* START *

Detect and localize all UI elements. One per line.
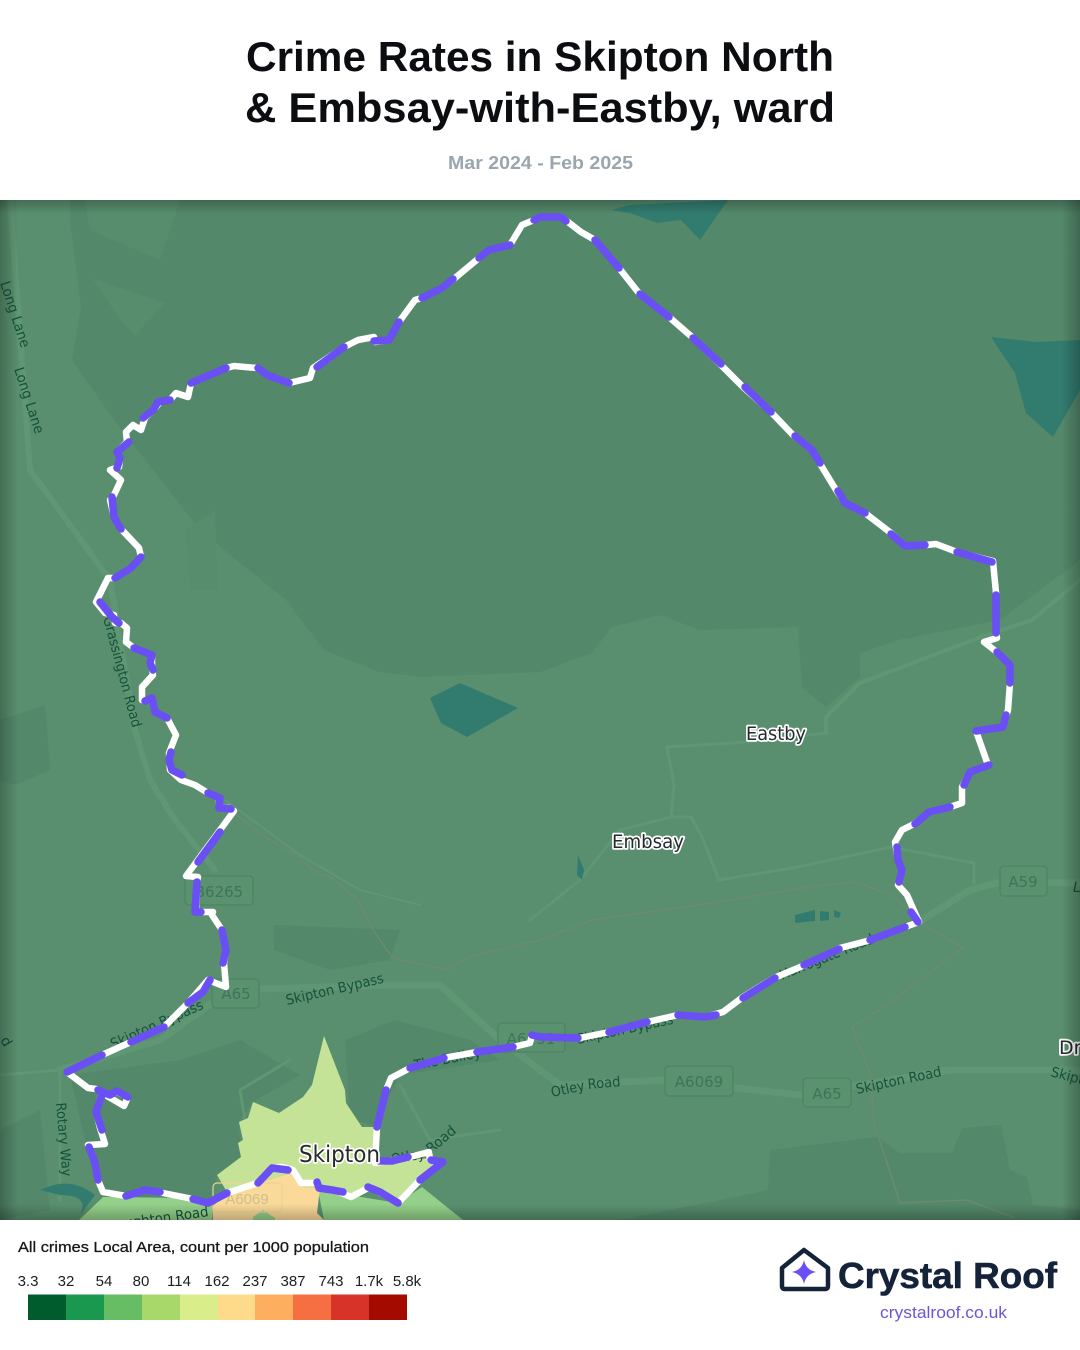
ward boundary line: [67, 217, 1010, 1203]
boundary: white casing: [67, 217, 1010, 1203]
road labels: Harrogate Road: [778, 931, 876, 984]
logo: Crystal Roof: [782, 1250, 1058, 1322]
road labels: Skipton Bypass: [576, 1012, 675, 1048]
legend tick labels: 54: [96, 1273, 112, 1290]
choropleth: Skipton peach area: [212, 1173, 324, 1220]
town label: Skipton: Skipton: [299, 1142, 380, 1168]
legend tick labels: 162: [204, 1273, 230, 1290]
road shield: A65 east: A65: [812, 1085, 842, 1103]
road labels: Road: [423, 1123, 460, 1157]
map terrain: lighter fields: [85, 200, 218, 590]
road shield: A6069 in town: A6069: [225, 1191, 269, 1208]
road labels: Skipton Bypass: [108, 997, 206, 1053]
legend tick labels: 237: [242, 1273, 268, 1290]
legend tick labels: 114: [167, 1273, 191, 1290]
legend tick labels: 5.8k: [393, 1273, 422, 1290]
choropleth: Skipton light yellow-green area: [217, 1036, 443, 1203]
panel: choropleth map: [0, 200, 1080, 1235]
road shield: A6069 east: A6069: [675, 1073, 723, 1091]
legend: [18, 1239, 422, 1320]
legend tick labels: 1.7k: [355, 1273, 384, 1290]
map boundary: parish line: [234, 813, 1015, 1218]
legend tick labels: 743: [318, 1273, 344, 1290]
road labels: Grassington Road: [99, 615, 144, 729]
legend tick labels: 80: [133, 1273, 149, 1290]
road shield: A65 west: A65: [221, 985, 251, 1003]
legend tick labels: 387: [280, 1273, 306, 1290]
road labels: Otley: [550, 1078, 586, 1101]
choropleth: Skipton low-rate green area: [79, 1187, 463, 1220]
logo wordmark: Crystal Roof: [838, 1255, 1058, 1296]
map terrain: darker moorland: [0, 200, 1080, 1220]
legend tick labels: 3.3: [18, 1273, 38, 1290]
road labels: Rotary Way: [52, 1102, 74, 1177]
road shield: B6265: [185, 876, 253, 905]
road labels: Long Lane: [10, 365, 47, 436]
road labels: Road: [587, 1074, 621, 1093]
road labels: [0, 279, 1080, 1235]
icon: house outline: [782, 1250, 828, 1289]
road labels: Otley: [390, 1146, 426, 1168]
legend tick labels: 32: [58, 1273, 74, 1290]
road shield: A59: [1000, 866, 1047, 896]
road shield: A6131: [498, 1023, 565, 1052]
road labels: Skipton Bypass: [284, 971, 385, 1009]
road shield: A65 east: [803, 1078, 851, 1107]
road shield: A65 west: [212, 979, 259, 1008]
road shield: B6265: B6265: [195, 883, 243, 901]
title: & Embsay-with-Eastby, ward: [245, 84, 835, 131]
title: [245, 33, 835, 131]
subtitle: date range: Mar 2024 - Feb 2025: [448, 153, 633, 173]
road shield: A6069 in town: [213, 1183, 282, 1212]
legend colour scale: [28, 1294, 407, 1320]
road shield: A6131: A6131: [507, 1030, 555, 1048]
boundary: purple dashes: [67, 217, 1010, 1203]
logo url: crystalroof.co.uk: [880, 1304, 1008, 1322]
legend tick labels: [18, 1273, 422, 1290]
town label: Embsay: Embsay: [612, 831, 684, 853]
town label: Eastby: Eastby: [746, 723, 806, 745]
map roads: [238, 1064, 284, 1116]
road shield: A6069 east: [665, 1066, 733, 1096]
road labels: The Bailey: [412, 1045, 483, 1074]
map edge vignette: [0, 200, 1080, 1220]
water bodies: [40, 200, 1080, 1215]
road labels: Broughton Road: [101, 1204, 210, 1235]
title: Crime Rates in Skipton North: [246, 33, 834, 80]
legend title: All crimes Local Area, count per 1000 population: [18, 1239, 369, 1256]
choropleth: small green pocket: [253, 1210, 275, 1220]
road labels: Skipton Road: [855, 1064, 943, 1098]
icon: four-point star: [792, 1260, 816, 1284]
road shield: A59: A59: [1008, 873, 1038, 891]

* END *

## EXERCISE REQUIREMENTS
Can you rewrite every line of the entries with "road shield" renamed to "route marker" and everything else left as it is? Leave out the picture.

## COMPLETE ANSWER
Detect and localize all UI elements. One per line.
ward boundary line: [67, 217, 1010, 1203]
boundary: white casing: [67, 217, 1010, 1203]
road labels: Harrogate Road: [778, 931, 876, 984]
logo: Crystal Roof: [782, 1250, 1058, 1322]
road labels: Skipton Bypass: [576, 1012, 675, 1048]
legend tick labels: 54: [96, 1273, 112, 1290]
choropleth: Skipton peach area: [212, 1173, 324, 1220]
town label: Skipton: Skipton: [299, 1142, 380, 1168]
legend tick labels: 162: [204, 1273, 230, 1290]
route marker: A65 east: A65: [812, 1085, 842, 1103]
road labels: Road: [423, 1123, 460, 1157]
map terrain: lighter fields: [85, 200, 218, 590]
route marker: A6069 in town: A6069: [225, 1191, 269, 1208]
road labels: Skipton Bypass: [108, 997, 206, 1053]
legend tick labels: 237: [242, 1273, 268, 1290]
legend tick labels: 114: [167, 1273, 191, 1290]
legend tick labels: 5.8k: [393, 1273, 422, 1290]
choropleth: Skipton light yellow-green area: [217, 1036, 443, 1203]
panel: choropleth map: [0, 200, 1080, 1235]
route marker: A6069 east: A6069: [675, 1073, 723, 1091]
legend: [18, 1239, 422, 1320]
legend tick labels: 1.7k: [355, 1273, 384, 1290]
map boundary: parish line: [234, 813, 1015, 1218]
legend tick labels: 743: [318, 1273, 344, 1290]
road labels: Grassington Road: [99, 615, 144, 729]
legend tick labels: 80: [133, 1273, 149, 1290]
route marker: A65 west: A65: [221, 985, 251, 1003]
legend tick labels: 387: [280, 1273, 306, 1290]
road labels: Otley: [550, 1078, 586, 1101]
choropleth: Skipton low-rate green area: [79, 1187, 463, 1220]
logo wordmark: Crystal Roof: [838, 1255, 1058, 1296]
map terrain: darker moorland: [0, 200, 1080, 1220]
legend tick labels: 3.3: [18, 1273, 38, 1290]
road labels: Rotary Way: [52, 1102, 74, 1177]
route marker: B6265: [185, 876, 253, 905]
road labels: Long Lane: [10, 365, 47, 436]
road labels: Road: [587, 1074, 621, 1093]
road labels: [0, 279, 1080, 1235]
icon: house outline: [782, 1250, 828, 1289]
road labels: Otley: [390, 1146, 426, 1168]
legend tick labels: 32: [58, 1273, 74, 1290]
route marker: A59: [1000, 866, 1047, 896]
route marker: A6131: [498, 1023, 565, 1052]
road labels: Skipton Bypass: [284, 971, 385, 1009]
route marker: A65 east: [803, 1078, 851, 1107]
route marker: A65 west: [212, 979, 259, 1008]
route marker: B6265: B6265: [195, 883, 243, 901]
title: & Embsay-with-Eastby, ward: [245, 84, 835, 131]
title: [245, 33, 835, 131]
subtitle: date range: Mar 2024 - Feb 2025: [448, 153, 633, 173]
route marker: A6069 in town: [213, 1183, 282, 1212]
legend colour scale: [28, 1294, 407, 1320]
route marker: A6131: A6131: [507, 1030, 555, 1048]
boundary: purple dashes: [67, 217, 1010, 1203]
logo url: crystalroof.co.uk: [880, 1304, 1008, 1322]
legend tick labels: [18, 1273, 422, 1290]
town label: Embsay: Embsay: [612, 831, 684, 853]
town label: Eastby: Eastby: [746, 723, 806, 745]
map roads: [238, 1064, 284, 1116]
route marker: A6069 east: [665, 1066, 733, 1096]
road labels: The Bailey: [412, 1045, 483, 1074]
map edge vignette: [0, 200, 1080, 1220]
water bodies: [40, 200, 1080, 1215]
road labels: Broughton Road: [101, 1204, 210, 1235]
title: Crime Rates in Skipton North: [246, 33, 834, 80]
legend title: All crimes Local Area, count per 1000 population: [18, 1239, 369, 1256]
choropleth: small green pocket: [253, 1210, 275, 1220]
road labels: Skipton Road: [855, 1064, 943, 1098]
icon: four-point star: [792, 1260, 816, 1284]
route marker: A59: A59: [1008, 873, 1038, 891]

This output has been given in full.